Prompt
Omit the pictures, then reproduce every remaining record exactly.

The input
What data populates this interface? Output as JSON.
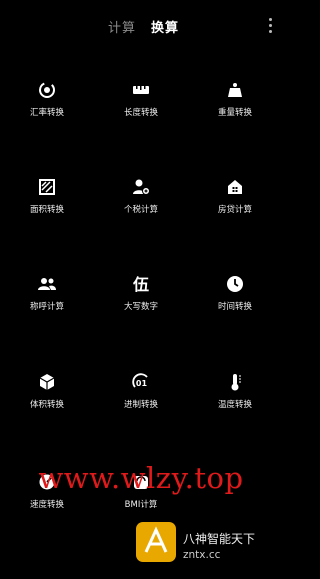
{
  "header": {
    "tab_calc": "计算",
    "tab_convert": "换算"
  },
  "grid": [
    {
      "label": "汇率转换",
      "icon": "currency-exchange-icon"
    },
    {
      "label": "长度转换",
      "icon": "ruler-icon"
    },
    {
      "label": "重量转换",
      "icon": "weight-icon"
    },
    {
      "label": "面积转换",
      "icon": "area-icon"
    },
    {
      "label": "个税计算",
      "icon": "person-tax-icon"
    },
    {
      "label": "房贷计算",
      "icon": "house-loan-icon"
    },
    {
      "label": "称呼计算",
      "icon": "people-icon"
    },
    {
      "label": "大写数字",
      "icon": "capital-number-icon"
    },
    {
      "label": "时间转换",
      "icon": "clock-icon"
    },
    {
      "label": "体积转换",
      "icon": "cube-icon"
    },
    {
      "label": "进制转换",
      "icon": "binary-icon"
    },
    {
      "label": "温度转换",
      "icon": "thermometer-icon"
    },
    {
      "label": "速度转换",
      "icon": "speed-icon"
    },
    {
      "label": "BMI计算",
      "icon": "bmi-scale-icon"
    }
  ],
  "overlay": {
    "watermark": "www.wlzy.top",
    "logo_title": "八神智能天下",
    "logo_url": "zntx.cc"
  }
}
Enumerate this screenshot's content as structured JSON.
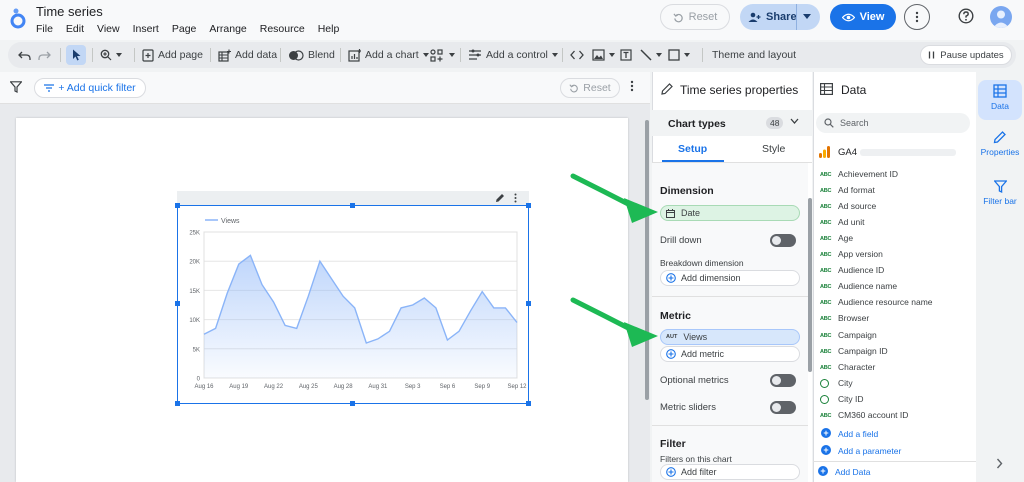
{
  "app": {
    "title": "Time series",
    "menu": [
      "File",
      "Edit",
      "View",
      "Insert",
      "Page",
      "Arrange",
      "Resource",
      "Help"
    ],
    "reset_label": "Reset",
    "share_label": "Share",
    "view_label": "View"
  },
  "toolbar": {
    "add_page": "Add page",
    "add_data": "Add data",
    "blend": "Blend",
    "add_chart": "Add a chart",
    "add_control": "Add a control",
    "theme_layout": "Theme and layout",
    "pause_updates": "Pause updates"
  },
  "filter_bar": {
    "add_quick_filter": "+ Add quick filter",
    "reset_label": "Reset"
  },
  "chart": {
    "legend": "Views",
    "y_ticks": [
      "25K",
      "20K",
      "15K",
      "10K",
      "5K",
      "0"
    ],
    "x_ticks": [
      "Aug 16",
      "Aug 19",
      "Aug 22",
      "Aug 25",
      "Aug 28",
      "Aug 31",
      "Sep 3",
      "Sep 6",
      "Sep 9",
      "Sep 12"
    ]
  },
  "chart_data": {
    "type": "area",
    "title": "",
    "xlabel": "",
    "ylabel": "",
    "ylim": [
      0,
      25000
    ],
    "x": [
      "Aug 16",
      "Aug 17",
      "Aug 18",
      "Aug 19",
      "Aug 20",
      "Aug 21",
      "Aug 22",
      "Aug 23",
      "Aug 24",
      "Aug 25",
      "Aug 26",
      "Aug 27",
      "Aug 28",
      "Aug 29",
      "Aug 30",
      "Aug 31",
      "Sep 1",
      "Sep 2",
      "Sep 3",
      "Sep 4",
      "Sep 5",
      "Sep 6",
      "Sep 7",
      "Sep 8",
      "Sep 9",
      "Sep 10",
      "Sep 11",
      "Sep 12"
    ],
    "series": [
      {
        "name": "Views",
        "values": [
          7500,
          8500,
          14500,
          19500,
          21000,
          16000,
          13000,
          9000,
          8500,
          14000,
          20000,
          17000,
          14000,
          12000,
          6000,
          6700,
          8000,
          12000,
          12500,
          13700,
          12000,
          6500,
          8000,
          11500,
          14800,
          12000,
          12000,
          9500
        ]
      }
    ],
    "grid": true,
    "legend_position": "top-left"
  },
  "properties": {
    "title": "Time series properties",
    "chart_types_label": "Chart types",
    "chart_types_count": "48",
    "tabs": [
      "Setup",
      "Style"
    ],
    "dimension_title": "Dimension",
    "dimension_field": "Date",
    "drill_down": "Drill down",
    "breakdown_dimension": "Breakdown dimension",
    "add_dimension": "Add dimension",
    "metric_title": "Metric",
    "metric_badge": "AUT",
    "metric_field": "Views",
    "add_metric": "Add metric",
    "optional_metrics": "Optional metrics",
    "metric_sliders": "Metric sliders",
    "filter_title": "Filter",
    "filters_on_chart": "Filters on this chart",
    "add_filter": "Add filter"
  },
  "data_panel": {
    "title": "Data",
    "search_placeholder": "Search",
    "source": "GA4",
    "fields": [
      "Achievement ID",
      "Ad format",
      "Ad source",
      "Ad unit",
      "Age",
      "App version",
      "Audience ID",
      "Audience name",
      "Audience resource name",
      "Browser",
      "Campaign",
      "Campaign ID",
      "Character",
      "City",
      "City ID",
      "CM360 account ID"
    ],
    "field_icons": [
      "abc",
      "abc",
      "abc",
      "abc",
      "abc",
      "abc",
      "abc",
      "abc",
      "abc",
      "abc",
      "abc",
      "abc",
      "abc",
      "globe",
      "globe",
      "abc"
    ],
    "abc_label": "ABC",
    "add_field": "Add a field",
    "add_parameter": "Add a parameter",
    "add_data": "Add Data"
  },
  "rail": {
    "data": "Data",
    "properties": "Properties",
    "filter_bar": "Filter bar"
  },
  "colors": {
    "accent": "#1a73e8",
    "line": "#8ab4f8",
    "arrow": "#1db954"
  }
}
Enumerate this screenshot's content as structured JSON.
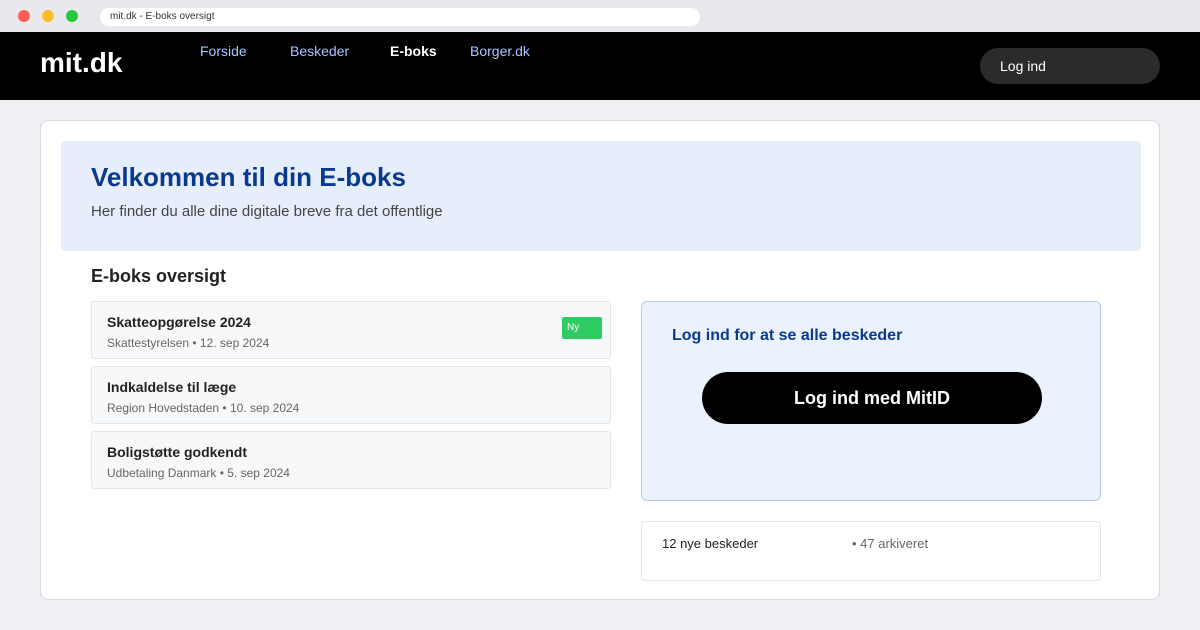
{
  "browser": {
    "url_text": "mit.dk - E-boks oversigt"
  },
  "header": {
    "logo": "mit.dk",
    "nav": [
      {
        "label": "Forside",
        "active": false
      },
      {
        "label": "Beskeder",
        "active": false
      },
      {
        "label": "E-boks",
        "active": true
      },
      {
        "label": "Borger.dk",
        "active": false
      }
    ],
    "login_label": "Log ind"
  },
  "hero": {
    "title": "Velkommen til din E-boks",
    "subtitle": "Her finder du alle dine digitale breve fra det offentlige"
  },
  "overview": {
    "title": "E-boks oversigt",
    "messages": [
      {
        "title": "Skatteopgørelse 2024",
        "sender_date": "Skattestyrelsen • 12. sep 2024",
        "badge": "Ny"
      },
      {
        "title": "Indkaldelse til læge",
        "sender_date": "Region Hovedstaden • 10. sep 2024"
      },
      {
        "title": "Boligstøtte godkendt",
        "sender_date": "Udbetaling Danmark • 5. sep 2024"
      }
    ]
  },
  "login_panel": {
    "title": "Log ind for at se alle beskeder",
    "button_label": "Log ind med MitID"
  },
  "stats": {
    "new_messages": "12 nye beskeder",
    "archived": "• 47 arkiveret"
  },
  "colors": {
    "header_bg": "#000000",
    "nav_link": "#a9c4ff",
    "hero_bg": "#e6eefc",
    "title_blue": "#0a3a8c",
    "badge_green": "#2ecc62"
  }
}
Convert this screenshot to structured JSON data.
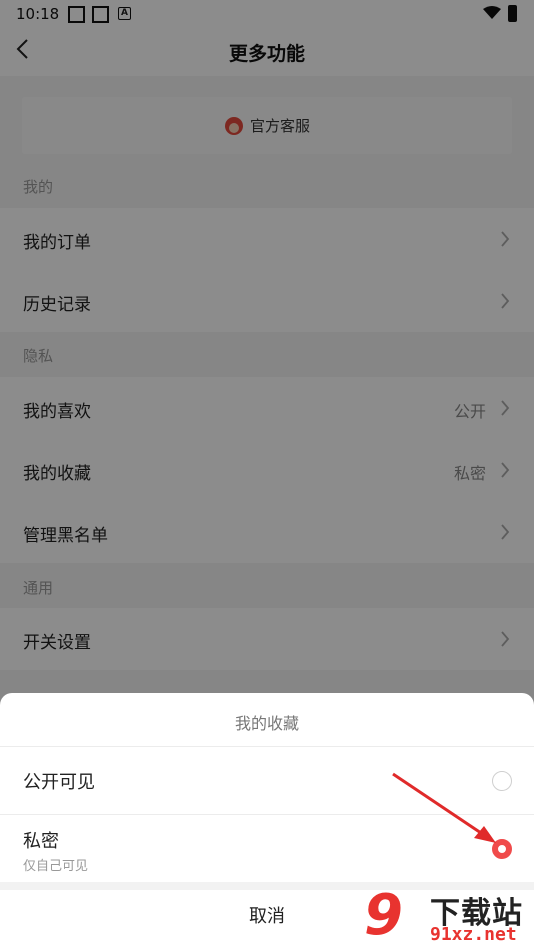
{
  "status_bar": {
    "time": "10:18",
    "notif_glyph": "A"
  },
  "header": {
    "title": "更多功能"
  },
  "service": {
    "label": "官方客服"
  },
  "sections": {
    "mine": "我的",
    "privacy": "隐私",
    "general": "通用"
  },
  "rows": {
    "orders": {
      "label": "我的订单"
    },
    "history": {
      "label": "历史记录"
    },
    "likes": {
      "label": "我的喜欢",
      "value": "公开"
    },
    "favorites": {
      "label": "我的收藏",
      "value": "私密"
    },
    "blacklist": {
      "label": "管理黑名单"
    },
    "switches": {
      "label": "开关设置"
    }
  },
  "sheet": {
    "title": "我的收藏",
    "option_public": {
      "label": "公开可见",
      "selected": false
    },
    "option_private": {
      "label": "私密",
      "sub": "仅自己可见",
      "selected": true
    },
    "cancel_label": "取消"
  },
  "watermark": {
    "brand_cn": "下载站",
    "url": "91xz.net",
    "digit": "9"
  },
  "colors": {
    "accent": "#f04b4b",
    "arrow": "#e02a2a"
  }
}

Answer to the problem
What data populates this interface? Output as JSON.
{
  "header": {
    "tab_calc": "计算",
    "tab_convert": "换算"
  },
  "grid": [
    {
      "label": "汇率转换",
      "icon": "currency-exchange-icon"
    },
    {
      "label": "长度转换",
      "icon": "ruler-icon"
    },
    {
      "label": "重量转换",
      "icon": "weight-icon"
    },
    {
      "label": "面积转换",
      "icon": "area-icon"
    },
    {
      "label": "个税计算",
      "icon": "person-tax-icon"
    },
    {
      "label": "房贷计算",
      "icon": "house-loan-icon"
    },
    {
      "label": "称呼计算",
      "icon": "people-icon"
    },
    {
      "label": "大写数字",
      "icon": "capital-number-icon"
    },
    {
      "label": "时间转换",
      "icon": "clock-icon"
    },
    {
      "label": "体积转换",
      "icon": "cube-icon"
    },
    {
      "label": "进制转换",
      "icon": "binary-icon"
    },
    {
      "label": "温度转换",
      "icon": "thermometer-icon"
    },
    {
      "label": "速度转换",
      "icon": "speed-icon"
    },
    {
      "label": "BMI计算",
      "icon": "bmi-scale-icon"
    }
  ],
  "overlay": {
    "watermark": "www.wlzy.top",
    "logo_title": "八神智能天下",
    "logo_url": "zntx.cc"
  }
}
Enumerate this screenshot's content as structured JSON.
{
  "app": {
    "title": "Time series",
    "menu": [
      "File",
      "Edit",
      "View",
      "Insert",
      "Page",
      "Arrange",
      "Resource",
      "Help"
    ],
    "reset_label": "Reset",
    "share_label": "Share",
    "view_label": "View"
  },
  "toolbar": {
    "add_page": "Add page",
    "add_data": "Add data",
    "blend": "Blend",
    "add_chart": "Add a chart",
    "add_control": "Add a control",
    "theme_layout": "Theme and layout",
    "pause_updates": "Pause updates"
  },
  "filter_bar": {
    "add_quick_filter": "+ Add quick filter",
    "reset_label": "Reset"
  },
  "chart": {
    "legend": "Views",
    "y_ticks": [
      "25K",
      "20K",
      "15K",
      "10K",
      "5K",
      "0"
    ],
    "x_ticks": [
      "Aug 16",
      "Aug 19",
      "Aug 22",
      "Aug 25",
      "Aug 28",
      "Aug 31",
      "Sep 3",
      "Sep 6",
      "Sep 9",
      "Sep 12"
    ]
  },
  "chart_data": {
    "type": "area",
    "title": "",
    "xlabel": "",
    "ylabel": "",
    "ylim": [
      0,
      25000
    ],
    "x": [
      "Aug 16",
      "Aug 17",
      "Aug 18",
      "Aug 19",
      "Aug 20",
      "Aug 21",
      "Aug 22",
      "Aug 23",
      "Aug 24",
      "Aug 25",
      "Aug 26",
      "Aug 27",
      "Aug 28",
      "Aug 29",
      "Aug 30",
      "Aug 31",
      "Sep 1",
      "Sep 2",
      "Sep 3",
      "Sep 4",
      "Sep 5",
      "Sep 6",
      "Sep 7",
      "Sep 8",
      "Sep 9",
      "Sep 10",
      "Sep 11",
      "Sep 12"
    ],
    "series": [
      {
        "name": "Views",
        "values": [
          7500,
          8500,
          14500,
          19500,
          21000,
          16000,
          13000,
          9000,
          8500,
          14000,
          20000,
          17000,
          14000,
          12000,
          6000,
          6700,
          8000,
          12000,
          12500,
          13700,
          12000,
          6500,
          8000,
          11500,
          14800,
          12000,
          12000,
          9500
        ]
      }
    ],
    "grid": true,
    "legend_position": "top-left"
  },
  "properties": {
    "title": "Time series properties",
    "chart_types_label": "Chart types",
    "chart_types_count": "48",
    "tabs": [
      "Setup",
      "Style"
    ],
    "dimension_title": "Dimension",
    "dimension_field": "Date",
    "drill_down": "Drill down",
    "breakdown_dimension": "Breakdown dimension",
    "add_dimension": "Add dimension",
    "metric_title": "Metric",
    "metric_badge": "AUT",
    "metric_field": "Views",
    "add_metric": "Add metric",
    "optional_metrics": "Optional metrics",
    "metric_sliders": "Metric sliders",
    "filter_title": "Filter",
    "filters_on_chart": "Filters on this chart",
    "add_filter": "Add filter"
  },
  "data_panel": {
    "title": "Data",
    "search_placeholder": "Search",
    "source": "GA4",
    "fields": [
      "Achievement ID",
      "Ad format",
      "Ad source",
      "Ad unit",
      "Age",
      "App version",
      "Audience ID",
      "Audience name",
      "Audience resource name",
      "Browser",
      "Campaign",
      "Campaign ID",
      "Character",
      "City",
      "City ID",
      "CM360 account ID"
    ],
    "field_icons": [
      "abc",
      "abc",
      "abc",
      "abc",
      "abc",
      "abc",
      "abc",
      "abc",
      "abc",
      "abc",
      "abc",
      "abc",
      "abc",
      "globe",
      "globe",
      "abc"
    ],
    "abc_label": "ABC",
    "add_field": "Add a field",
    "add_parameter": "Add a parameter",
    "add_data": "Add Data"
  },
  "rail": {
    "data": "Data",
    "properties": "Properties",
    "filter_bar": "Filter bar"
  },
  "colors": {
    "accent": "#1a73e8",
    "line": "#8ab4f8",
    "arrow": "#1db954"
  }
}
Enumerate this screenshot's content as structured JSON.
{
  "browser": {
    "url_text": "mit.dk - E-boks oversigt"
  },
  "header": {
    "logo": "mit.dk",
    "nav": [
      {
        "label": "Forside",
        "active": false
      },
      {
        "label": "Beskeder",
        "active": false
      },
      {
        "label": "E-boks",
        "active": true
      },
      {
        "label": "Borger.dk",
        "active": false
      }
    ],
    "login_label": "Log ind"
  },
  "hero": {
    "title": "Velkommen til din E-boks",
    "subtitle": "Her finder du alle dine digitale breve fra det offentlige"
  },
  "overview": {
    "title": "E-boks oversigt",
    "messages": [
      {
        "title": "Skatteopgørelse 2024",
        "sender_date": "Skattestyrelsen • 12. sep 2024",
        "badge": "Ny"
      },
      {
        "title": "Indkaldelse til læge",
        "sender_date": "Region Hovedstaden • 10. sep 2024"
      },
      {
        "title": "Boligstøtte godkendt",
        "sender_date": "Udbetaling Danmark • 5. sep 2024"
      }
    ]
  },
  "login_panel": {
    "title": "Log ind for at se alle beskeder",
    "button_label": "Log ind med MitID"
  },
  "stats": {
    "new_messages": "12 nye beskeder",
    "archived": "• 47 arkiveret"
  },
  "colors": {
    "header_bg": "#000000",
    "nav_link": "#a9c4ff",
    "hero_bg": "#e6eefc",
    "title_blue": "#0a3a8c",
    "badge_green": "#2ecc62"
  }
}
Convert this screenshot to structured JSON data.
{
  "status_bar": {
    "time": "10:18",
    "notif_glyph": "A"
  },
  "header": {
    "title": "更多功能"
  },
  "service": {
    "label": "官方客服"
  },
  "sections": {
    "mine": "我的",
    "privacy": "隐私",
    "general": "通用"
  },
  "rows": {
    "orders": {
      "label": "我的订单"
    },
    "history": {
      "label": "历史记录"
    },
    "likes": {
      "label": "我的喜欢",
      "value": "公开"
    },
    "favorites": {
      "label": "我的收藏",
      "value": "私密"
    },
    "blacklist": {
      "label": "管理黑名单"
    },
    "switches": {
      "label": "开关设置"
    }
  },
  "sheet": {
    "title": "我的收藏",
    "option_public": {
      "label": "公开可见",
      "selected": false
    },
    "option_private": {
      "label": "私密",
      "sub": "仅自己可见",
      "selected": true
    },
    "cancel_label": "取消"
  },
  "watermark": {
    "brand_cn": "下载站",
    "url": "91xz.net",
    "digit": "9"
  },
  "colors": {
    "accent": "#f04b4b",
    "arrow": "#e02a2a"
  }
}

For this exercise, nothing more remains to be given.